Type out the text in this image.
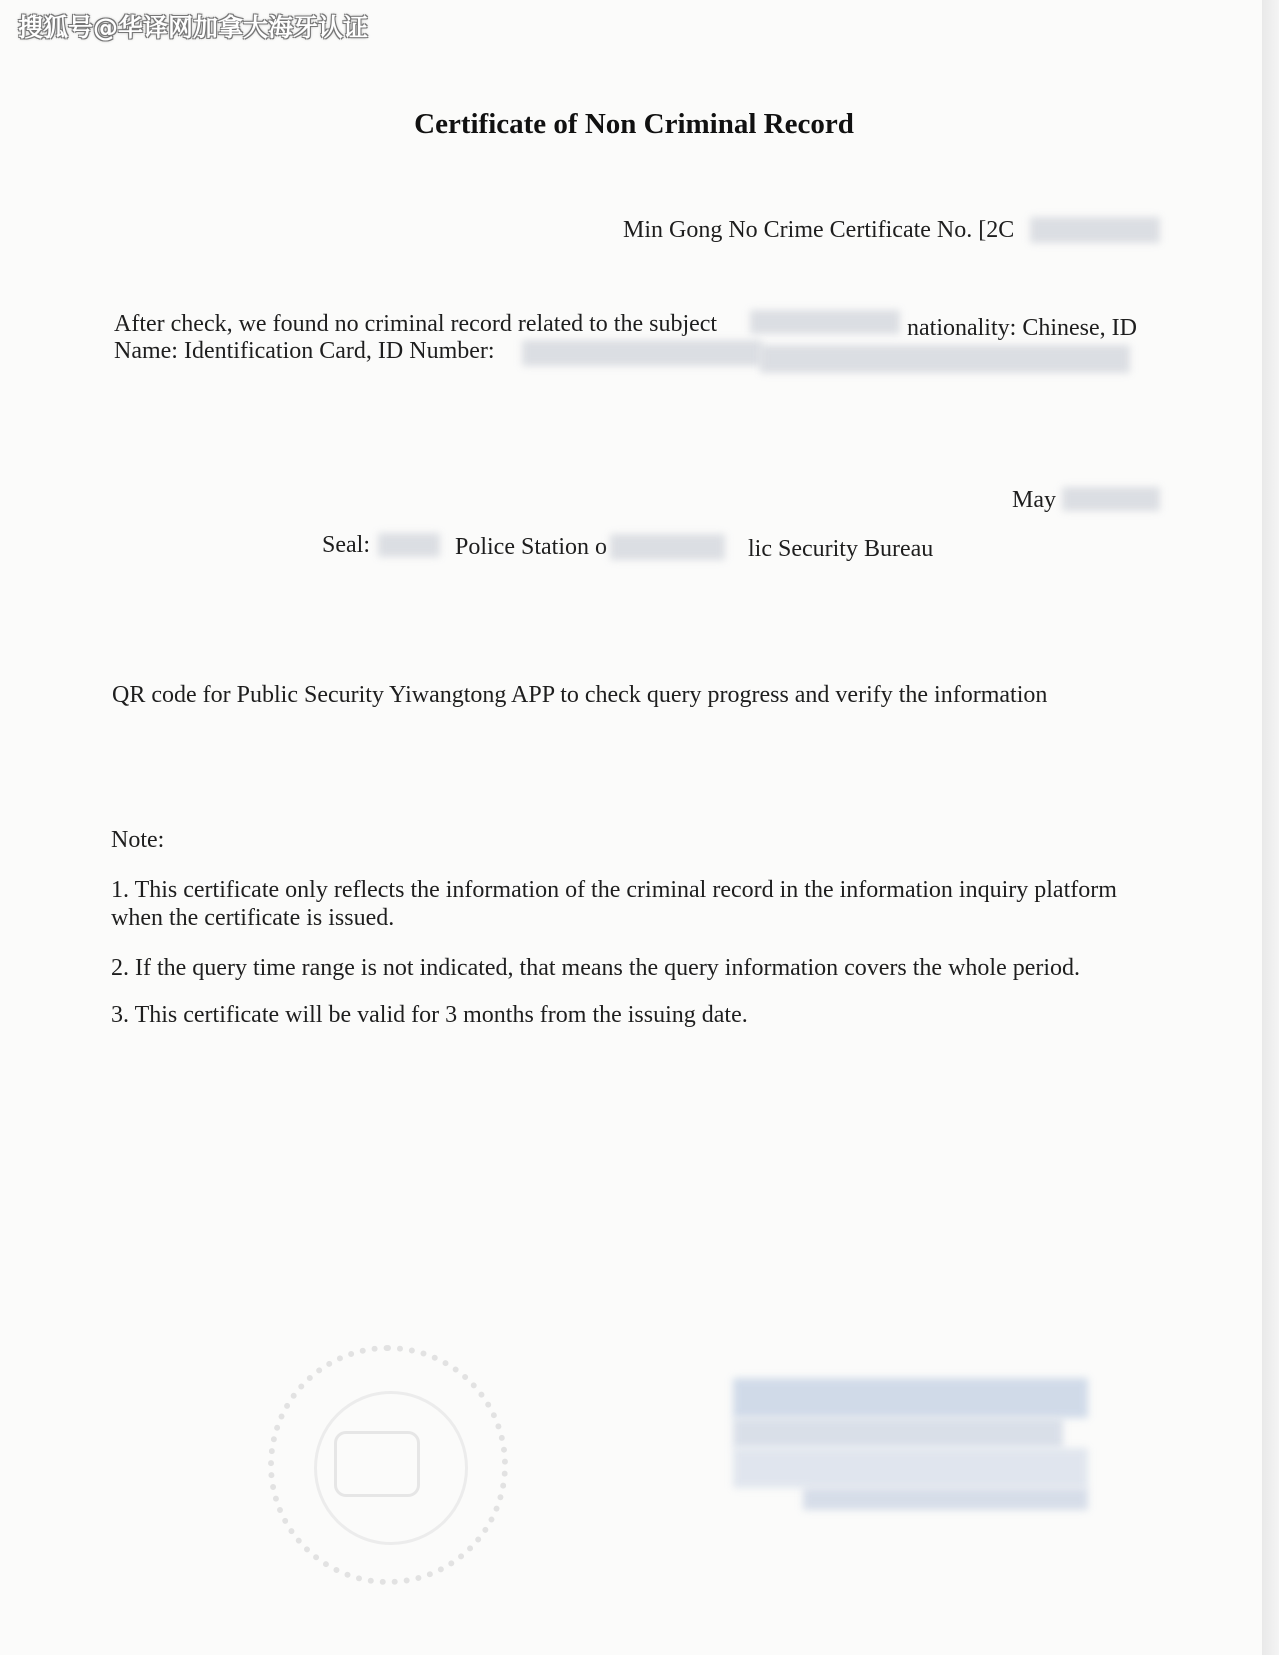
Certificate of Non Criminal Record
Min Gong No Crime Certificate No. [2C
After check, we found no criminal record related to the subject	nationality: Chinese, ID
Name: Identification Card, ID Number:
May
Seal:	Police Station o	lic Security Bureau
QR code for Public Security Yiwangtong APP to check query progress and verify the information
Note:
1. This certificate only reflects the information of the criminal record in the information inquiry platform when the certificate is issued.
2. If the query time range is not indicated, that means the query information covers the whole period.
3. This certificate will be valid for 3 months from the issuing date.
搜狐号@华译网加拿大海牙认证
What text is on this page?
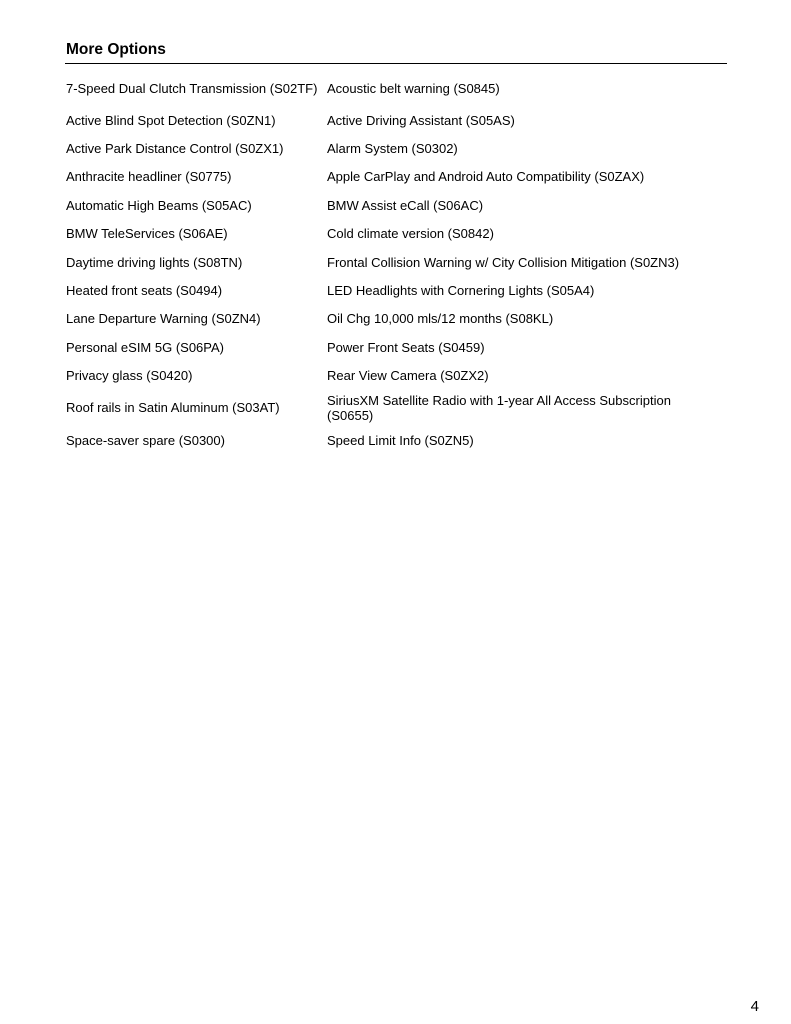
More Options
7-Speed Dual Clutch Transmission (S02TF)	Acoustic belt warning (S0845)
Active Blind Spot Detection (S0ZN1)	Active Driving Assistant (S05AS)
Active Park Distance Control (S0ZX1)	Alarm System (S0302)
Anthracite headliner (S0775)	Apple CarPlay and Android Auto Compatibility (S0ZAX)
Automatic High Beams (S05AC)	BMW Assist eCall (S06AC)
BMW TeleServices (S06AE)	Cold climate version (S0842)
Daytime driving lights (S08TN)	Frontal Collision Warning w/ City Collision Mitigation (S0ZN3)
Heated front seats (S0494)	LED Headlights with Cornering Lights (S05A4)
Lane Departure Warning (S0ZN4)	Oil Chg 10,000 mls/12 months (S08KL)
Personal eSIM 5G (S06PA)	Power Front Seats (S0459)
Privacy glass (S0420)	Rear View Camera (S0ZX2)
Roof rails in Satin Aluminum (S03AT)	SiriusXM Satellite Radio with 1-year All Access Subscription (S0655)
Space-saver spare (S0300)	Speed Limit Info (S0ZN5)
4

***

WRITTEN EXERCISE
Reproduce every line of the listing above in which the string "text" appears.

WRITTEN ANSWER
Type out the text in this image.
What text is on this page?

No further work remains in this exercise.